Each line of the material below that holds the word "boca" needs to be copied.

══ Provided material ══

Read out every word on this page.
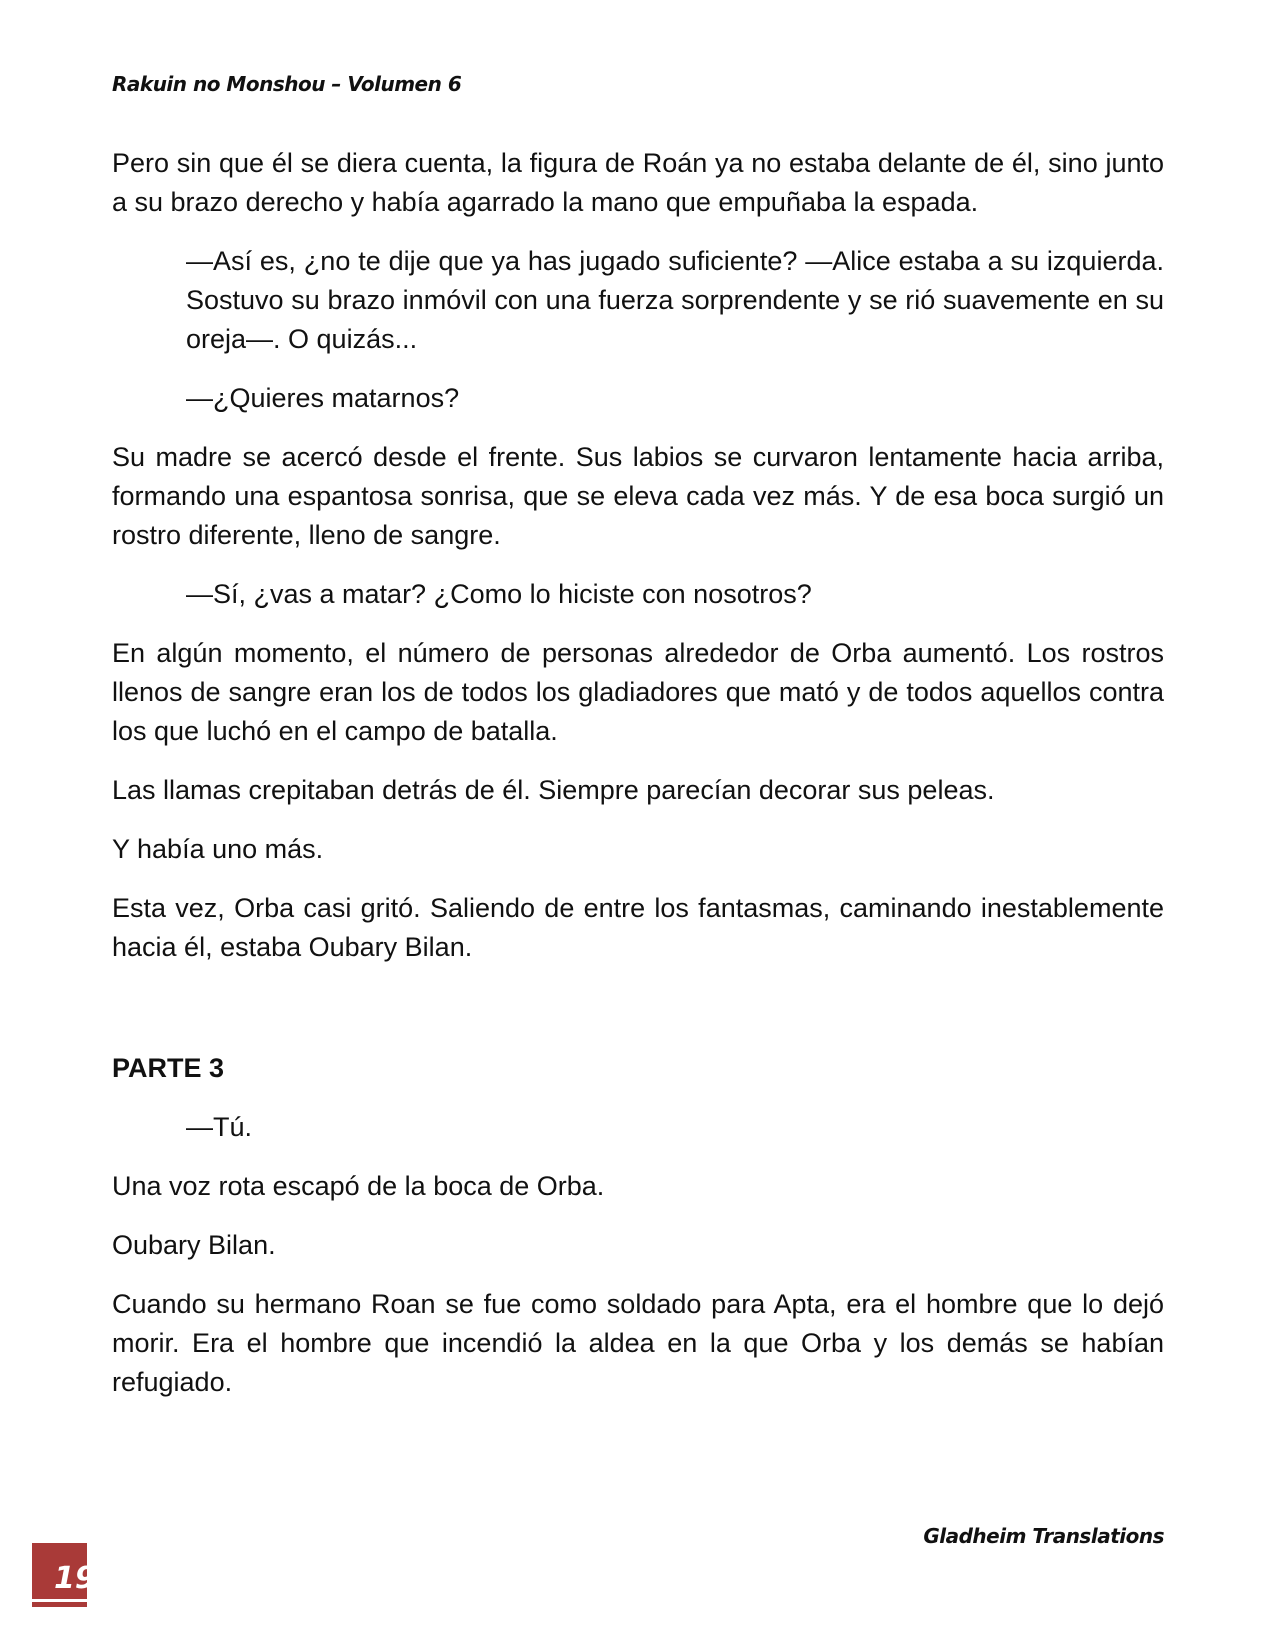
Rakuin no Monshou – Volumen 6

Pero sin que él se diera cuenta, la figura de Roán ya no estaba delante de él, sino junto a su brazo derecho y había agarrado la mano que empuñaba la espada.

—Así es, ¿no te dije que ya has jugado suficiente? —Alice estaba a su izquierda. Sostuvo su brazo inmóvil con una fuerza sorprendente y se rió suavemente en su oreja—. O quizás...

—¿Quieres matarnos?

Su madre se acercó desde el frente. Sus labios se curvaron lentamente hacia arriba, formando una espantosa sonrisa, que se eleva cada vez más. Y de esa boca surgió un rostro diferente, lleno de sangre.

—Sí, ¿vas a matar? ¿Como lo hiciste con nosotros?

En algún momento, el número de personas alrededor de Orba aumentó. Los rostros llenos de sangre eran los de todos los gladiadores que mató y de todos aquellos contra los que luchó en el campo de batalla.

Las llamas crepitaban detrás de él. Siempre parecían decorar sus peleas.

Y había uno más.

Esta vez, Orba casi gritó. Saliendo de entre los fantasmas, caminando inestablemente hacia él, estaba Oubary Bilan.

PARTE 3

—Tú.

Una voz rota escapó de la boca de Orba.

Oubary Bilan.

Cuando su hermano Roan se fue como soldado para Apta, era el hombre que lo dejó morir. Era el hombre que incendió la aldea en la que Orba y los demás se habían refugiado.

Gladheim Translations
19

═══
══ Provided material ══

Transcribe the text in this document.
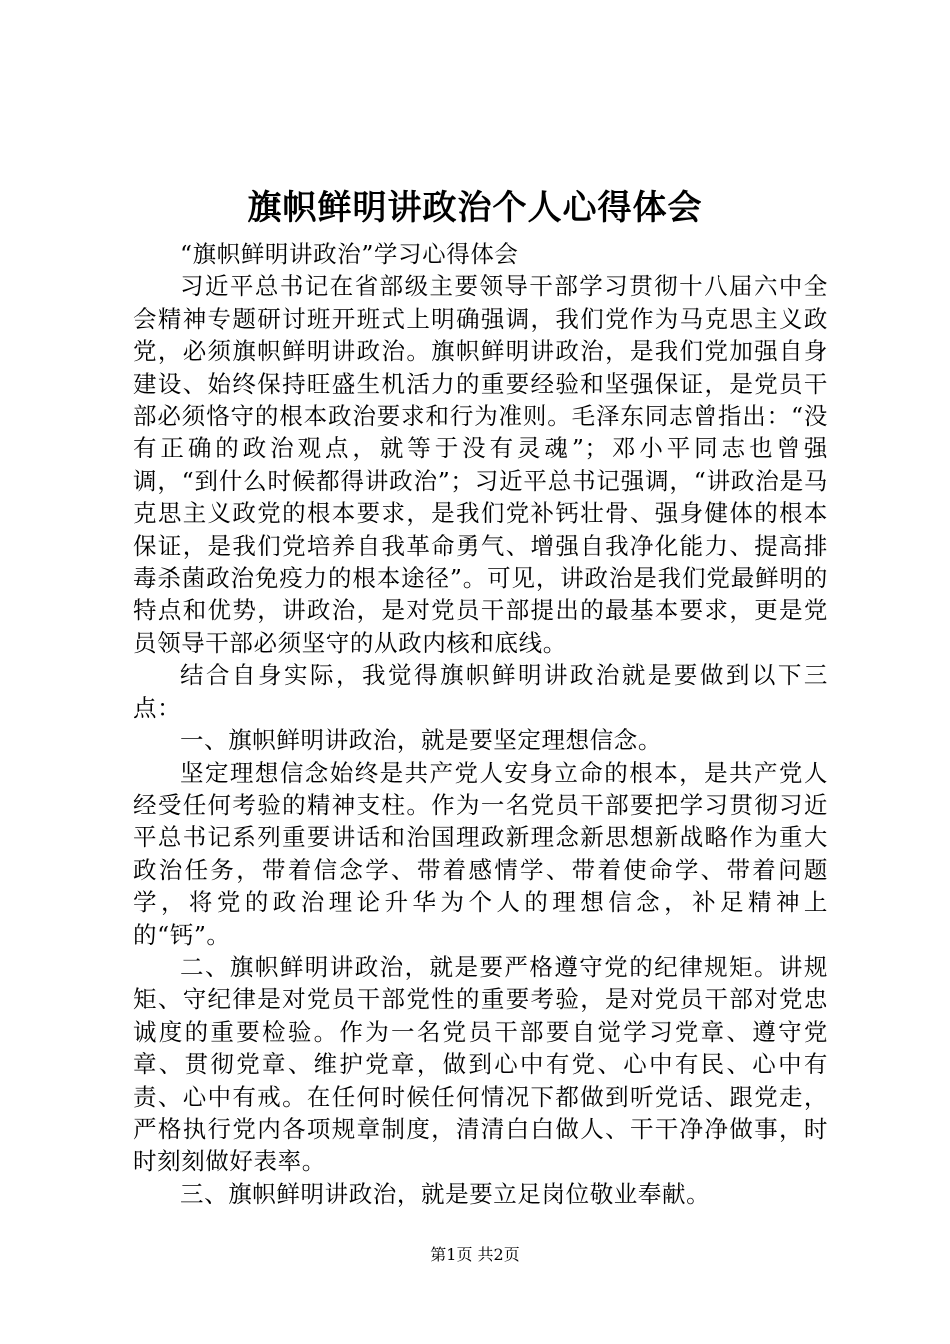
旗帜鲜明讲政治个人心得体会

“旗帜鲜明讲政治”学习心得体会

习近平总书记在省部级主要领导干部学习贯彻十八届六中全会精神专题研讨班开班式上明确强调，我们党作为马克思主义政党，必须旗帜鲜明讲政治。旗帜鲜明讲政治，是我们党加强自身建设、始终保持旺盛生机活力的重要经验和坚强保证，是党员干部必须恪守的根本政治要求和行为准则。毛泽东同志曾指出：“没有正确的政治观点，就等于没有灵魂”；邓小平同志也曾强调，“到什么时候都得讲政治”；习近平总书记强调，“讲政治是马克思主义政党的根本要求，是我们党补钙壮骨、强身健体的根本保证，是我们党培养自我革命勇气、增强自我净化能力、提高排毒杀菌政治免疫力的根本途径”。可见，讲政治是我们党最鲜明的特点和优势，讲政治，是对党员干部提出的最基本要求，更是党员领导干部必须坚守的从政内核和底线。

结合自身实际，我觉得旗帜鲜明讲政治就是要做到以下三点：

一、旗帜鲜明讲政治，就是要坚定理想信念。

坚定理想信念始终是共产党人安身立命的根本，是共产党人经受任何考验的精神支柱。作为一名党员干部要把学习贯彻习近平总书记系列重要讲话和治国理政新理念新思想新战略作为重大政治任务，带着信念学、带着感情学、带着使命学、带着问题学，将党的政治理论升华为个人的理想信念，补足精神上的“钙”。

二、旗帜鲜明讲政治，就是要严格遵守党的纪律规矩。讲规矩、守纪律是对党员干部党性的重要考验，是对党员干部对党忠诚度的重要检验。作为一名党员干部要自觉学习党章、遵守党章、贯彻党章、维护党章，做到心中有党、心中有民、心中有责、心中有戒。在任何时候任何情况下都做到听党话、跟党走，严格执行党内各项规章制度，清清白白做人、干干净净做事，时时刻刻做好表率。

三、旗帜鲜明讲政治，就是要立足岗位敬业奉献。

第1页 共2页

═══

Answer for the task:
Su madre se acercó desde el frente. Sus labios se curvaron lentamente hacia arriba, formando una espantosa sonrisa, que se eleva cada vez más. Y de esa boca surgió un rostro diferente, lleno de sangre.
Una voz rota escapó de la boca de Orba.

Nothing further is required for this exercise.